- _DIRECTIONS FOR THIS TASK_:
Can you reproduce the data beneath, keeping every line exact?

- _GIVEN RECORDS_:
***

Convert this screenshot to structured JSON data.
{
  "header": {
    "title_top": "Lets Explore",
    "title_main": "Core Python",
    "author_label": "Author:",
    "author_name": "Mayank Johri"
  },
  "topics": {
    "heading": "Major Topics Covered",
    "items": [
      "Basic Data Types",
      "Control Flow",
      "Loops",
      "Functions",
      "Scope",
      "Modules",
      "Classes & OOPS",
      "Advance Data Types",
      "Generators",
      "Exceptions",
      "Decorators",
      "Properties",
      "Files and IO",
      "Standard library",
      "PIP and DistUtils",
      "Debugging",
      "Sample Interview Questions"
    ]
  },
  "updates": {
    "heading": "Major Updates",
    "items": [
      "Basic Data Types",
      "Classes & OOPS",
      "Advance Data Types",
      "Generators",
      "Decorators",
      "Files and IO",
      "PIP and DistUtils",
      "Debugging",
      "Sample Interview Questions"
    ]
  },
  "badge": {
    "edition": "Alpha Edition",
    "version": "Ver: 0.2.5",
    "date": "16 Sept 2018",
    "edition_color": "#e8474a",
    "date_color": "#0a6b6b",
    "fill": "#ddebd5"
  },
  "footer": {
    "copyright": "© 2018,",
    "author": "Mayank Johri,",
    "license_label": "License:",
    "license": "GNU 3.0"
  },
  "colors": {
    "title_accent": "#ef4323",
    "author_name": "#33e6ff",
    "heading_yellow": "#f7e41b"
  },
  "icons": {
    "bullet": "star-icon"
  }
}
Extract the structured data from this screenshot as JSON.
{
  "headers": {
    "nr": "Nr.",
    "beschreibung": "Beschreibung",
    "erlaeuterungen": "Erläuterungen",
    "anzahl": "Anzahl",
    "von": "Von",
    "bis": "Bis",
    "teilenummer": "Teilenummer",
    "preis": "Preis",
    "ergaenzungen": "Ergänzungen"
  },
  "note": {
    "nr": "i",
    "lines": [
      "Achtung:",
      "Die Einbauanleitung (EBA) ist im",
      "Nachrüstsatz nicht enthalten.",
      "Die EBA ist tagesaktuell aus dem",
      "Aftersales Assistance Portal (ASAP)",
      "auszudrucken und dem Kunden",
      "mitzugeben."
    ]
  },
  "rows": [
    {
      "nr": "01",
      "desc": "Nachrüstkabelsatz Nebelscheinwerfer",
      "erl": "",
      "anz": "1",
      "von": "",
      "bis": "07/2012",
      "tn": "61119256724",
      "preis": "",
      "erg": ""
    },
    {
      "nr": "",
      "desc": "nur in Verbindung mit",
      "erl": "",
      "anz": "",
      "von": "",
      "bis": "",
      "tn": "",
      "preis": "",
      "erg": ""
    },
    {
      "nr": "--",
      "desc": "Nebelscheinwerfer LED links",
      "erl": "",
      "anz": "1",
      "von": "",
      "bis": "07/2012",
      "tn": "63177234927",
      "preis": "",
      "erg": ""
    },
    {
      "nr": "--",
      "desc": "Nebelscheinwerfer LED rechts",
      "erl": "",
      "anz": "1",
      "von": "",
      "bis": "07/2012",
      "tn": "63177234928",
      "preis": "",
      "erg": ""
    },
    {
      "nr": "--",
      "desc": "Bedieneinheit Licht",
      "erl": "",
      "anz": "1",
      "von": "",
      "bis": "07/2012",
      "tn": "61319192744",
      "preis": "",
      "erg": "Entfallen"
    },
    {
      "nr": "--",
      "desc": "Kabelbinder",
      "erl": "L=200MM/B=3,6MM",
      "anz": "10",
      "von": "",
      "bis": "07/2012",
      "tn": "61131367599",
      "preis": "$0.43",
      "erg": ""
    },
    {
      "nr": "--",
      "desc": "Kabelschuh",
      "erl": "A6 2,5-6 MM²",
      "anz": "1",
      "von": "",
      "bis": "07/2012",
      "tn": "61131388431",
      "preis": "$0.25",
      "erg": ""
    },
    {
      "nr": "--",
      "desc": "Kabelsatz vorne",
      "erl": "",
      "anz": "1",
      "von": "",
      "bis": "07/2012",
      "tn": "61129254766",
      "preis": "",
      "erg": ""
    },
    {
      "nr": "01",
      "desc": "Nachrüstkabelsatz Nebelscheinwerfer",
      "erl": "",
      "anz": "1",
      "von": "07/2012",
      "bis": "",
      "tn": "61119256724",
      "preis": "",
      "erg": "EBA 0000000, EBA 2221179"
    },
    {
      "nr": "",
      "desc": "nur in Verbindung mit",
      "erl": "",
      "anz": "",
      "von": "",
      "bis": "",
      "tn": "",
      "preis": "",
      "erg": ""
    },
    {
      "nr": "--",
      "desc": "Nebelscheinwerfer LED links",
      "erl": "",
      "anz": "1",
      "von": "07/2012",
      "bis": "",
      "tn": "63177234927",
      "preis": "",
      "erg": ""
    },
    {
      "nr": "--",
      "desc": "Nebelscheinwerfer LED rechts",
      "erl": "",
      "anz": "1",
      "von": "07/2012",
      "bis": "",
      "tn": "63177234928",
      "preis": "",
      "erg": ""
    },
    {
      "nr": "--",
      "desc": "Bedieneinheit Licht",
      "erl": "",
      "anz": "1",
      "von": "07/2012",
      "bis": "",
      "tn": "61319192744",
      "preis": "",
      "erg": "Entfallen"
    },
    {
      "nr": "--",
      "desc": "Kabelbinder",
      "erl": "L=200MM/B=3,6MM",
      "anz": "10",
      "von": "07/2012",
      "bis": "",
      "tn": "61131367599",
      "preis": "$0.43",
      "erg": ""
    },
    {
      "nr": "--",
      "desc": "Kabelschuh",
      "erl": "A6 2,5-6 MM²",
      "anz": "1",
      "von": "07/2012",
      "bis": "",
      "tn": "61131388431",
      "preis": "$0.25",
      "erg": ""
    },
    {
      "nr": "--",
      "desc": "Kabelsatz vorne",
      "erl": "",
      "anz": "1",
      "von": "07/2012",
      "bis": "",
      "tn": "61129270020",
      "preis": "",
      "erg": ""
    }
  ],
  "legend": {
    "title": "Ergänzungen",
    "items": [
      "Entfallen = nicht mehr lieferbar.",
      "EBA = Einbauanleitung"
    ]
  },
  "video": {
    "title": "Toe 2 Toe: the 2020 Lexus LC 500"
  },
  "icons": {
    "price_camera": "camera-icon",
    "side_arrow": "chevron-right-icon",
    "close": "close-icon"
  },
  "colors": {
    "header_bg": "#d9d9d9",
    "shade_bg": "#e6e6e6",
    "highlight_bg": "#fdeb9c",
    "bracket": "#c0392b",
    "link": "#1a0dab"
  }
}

***

- _ANSWER_:
Convert this screenshot to structured JSON data.
{
  "header": {
    "title_top": "Lets Explore",
    "title_main": "Core Python",
    "author_label": "Author:",
    "author_name": "Mayank Johri"
  },
  "topics": {
    "heading": "Major Topics Covered",
    "items": [
      "Basic Data Types",
      "Control Flow",
      "Loops",
      "Functions",
      "Scope",
      "Modules",
      "Classes & OOPS",
      "Advance Data Types",
      "Generators",
      "Exceptions",
      "Decorators",
      "Properties",
      "Files and IO",
      "Standard library",
      "PIP and DistUtils",
      "Debugging",
      "Sample Interview Questions"
    ]
  },
  "updates": {
    "heading": "Major Updates",
    "items": [
      "Basic Data Types",
      "Classes & OOPS",
      "Advance Data Types",
      "Generators",
      "Decorators",
      "Files and IO",
      "PIP and DistUtils",
      "Debugging",
      "Sample Interview Questions"
    ]
  },
  "badge": {
    "edition": "Alpha Edition",
    "version": "Ver: 0.2.5",
    "date": "16 Sept 2018",
    "edition_color": "#e8474a",
    "date_color": "#0a6b6b",
    "fill": "#ddebd5"
  },
  "footer": {
    "copyright": "© 2018,",
    "author": "Mayank Johri,",
    "license_label": "License:",
    "license": "GNU 3.0"
  },
  "colors": {
    "title_accent": "#ef4323",
    "author_name": "#33e6ff",
    "heading_yellow": "#f7e41b"
  },
  "icons": {
    "bullet": "star-icon"
  }
}
Extract the structured data from this screenshot as JSON.
{
  "headers": {
    "nr": "Nr.",
    "beschreibung": "Beschreibung",
    "erlaeuterungen": "Erläuterungen",
    "anzahl": "Anzahl",
    "von": "Von",
    "bis": "Bis",
    "teilenummer": "Teilenummer",
    "preis": "Preis",
    "ergaenzungen": "Ergänzungen"
  },
  "note": {
    "nr": "i",
    "lines": [
      "Achtung:",
      "Die Einbauanleitung (EBA) ist im",
      "Nachrüstsatz nicht enthalten.",
      "Die EBA ist tagesaktuell aus dem",
      "Aftersales Assistance Portal (ASAP)",
      "auszudrucken und dem Kunden",
      "mitzugeben."
    ]
  },
  "rows": [
    {
      "nr": "01",
      "desc": "Nachrüstkabelsatz Nebelscheinwerfer",
      "erl": "",
      "anz": "1",
      "von": "",
      "bis": "07/2012",
      "tn": "61119256724",
      "preis": "",
      "erg": ""
    },
    {
      "nr": "",
      "desc": "nur in Verbindung mit",
      "erl": "",
      "anz": "",
      "von": "",
      "bis": "",
      "tn": "",
      "preis": "",
      "erg": ""
    },
    {
      "nr": "--",
      "desc": "Nebelscheinwerfer LED links",
      "erl": "",
      "anz": "1",
      "von": "",
      "bis": "07/2012",
      "tn": "63177234927",
      "preis": "",
      "erg": ""
    },
    {
      "nr": "--",
      "desc": "Nebelscheinwerfer LED rechts",
      "erl": "",
      "anz": "1",
      "von": "",
      "bis": "07/2012",
      "tn": "63177234928",
      "preis": "",
      "erg": ""
    },
    {
      "nr": "--",
      "desc": "Bedieneinheit Licht",
      "erl": "",
      "anz": "1",
      "von": "",
      "bis": "07/2012",
      "tn": "61319192744",
      "preis": "",
      "erg": "Entfallen"
    },
    {
      "nr": "--",
      "desc": "Kabelbinder",
      "erl": "L=200MM/B=3,6MM",
      "anz": "10",
      "von": "",
      "bis": "07/2012",
      "tn": "61131367599",
      "preis": "$0.43",
      "erg": ""
    },
    {
      "nr": "--",
      "desc": "Kabelschuh",
      "erl": "A6 2,5-6 MM²",
      "anz": "1",
      "von": "",
      "bis": "07/2012",
      "tn": "61131388431",
      "preis": "$0.25",
      "erg": ""
    },
    {
      "nr": "--",
      "desc": "Kabelsatz vorne",
      "erl": "",
      "anz": "1",
      "von": "",
      "bis": "07/2012",
      "tn": "61129254766",
      "preis": "",
      "erg": ""
    },
    {
      "nr": "01",
      "desc": "Nachrüstkabelsatz Nebelscheinwerfer",
      "erl": "",
      "anz": "1",
      "von": "07/2012",
      "bis": "",
      "tn": "61119256724",
      "preis": "",
      "erg": "EBA 0000000, EBA 2221179"
    },
    {
      "nr": "",
      "desc": "nur in Verbindung mit",
      "erl": "",
      "anz": "",
      "von": "",
      "bis": "",
      "tn": "",
      "preis": "",
      "erg": ""
    },
    {
      "nr": "--",
      "desc": "Nebelscheinwerfer LED links",
      "erl": "",
      "anz": "1",
      "von": "07/2012",
      "bis": "",
      "tn": "63177234927",
      "preis": "",
      "erg": ""
    },
    {
      "nr": "--",
      "desc": "Nebelscheinwerfer LED rechts",
      "erl": "",
      "anz": "1",
      "von": "07/2012",
      "bis": "",
      "tn": "63177234928",
      "preis": "",
      "erg": ""
    },
    {
      "nr": "--",
      "desc": "Bedieneinheit Licht",
      "erl": "",
      "anz": "1",
      "von": "07/2012",
      "bis": "",
      "tn": "61319192744",
      "preis": "",
      "erg": "Entfallen"
    },
    {
      "nr": "--",
      "desc": "Kabelbinder",
      "erl": "L=200MM/B=3,6MM",
      "anz": "10",
      "von": "07/2012",
      "bis": "",
      "tn": "61131367599",
      "preis": "$0.43",
      "erg": ""
    },
    {
      "nr": "--",
      "desc": "Kabelschuh",
      "erl": "A6 2,5-6 MM²",
      "anz": "1",
      "von": "07/2012",
      "bis": "",
      "tn": "61131388431",
      "preis": "$0.25",
      "erg": ""
    },
    {
      "nr": "--",
      "desc": "Kabelsatz vorne",
      "erl": "",
      "anz": "1",
      "von": "07/2012",
      "bis": "",
      "tn": "61129270020",
      "preis": "",
      "erg": ""
    }
  ],
  "legend": {
    "title": "Ergänzungen",
    "items": [
      "Entfallen = nicht mehr lieferbar.",
      "EBA = Einbauanleitung"
    ]
  },
  "video": {
    "title": "Toe 2 Toe: the 2020 Lexus LC 500"
  },
  "icons": {
    "price_camera": "camera-icon",
    "side_arrow": "chevron-right-icon",
    "close": "close-icon"
  },
  "colors": {
    "header_bg": "#d9d9d9",
    "shade_bg": "#e6e6e6",
    "highlight_bg": "#fdeb9c",
    "bracket": "#c0392b",
    "link": "#1a0dab"
  }
}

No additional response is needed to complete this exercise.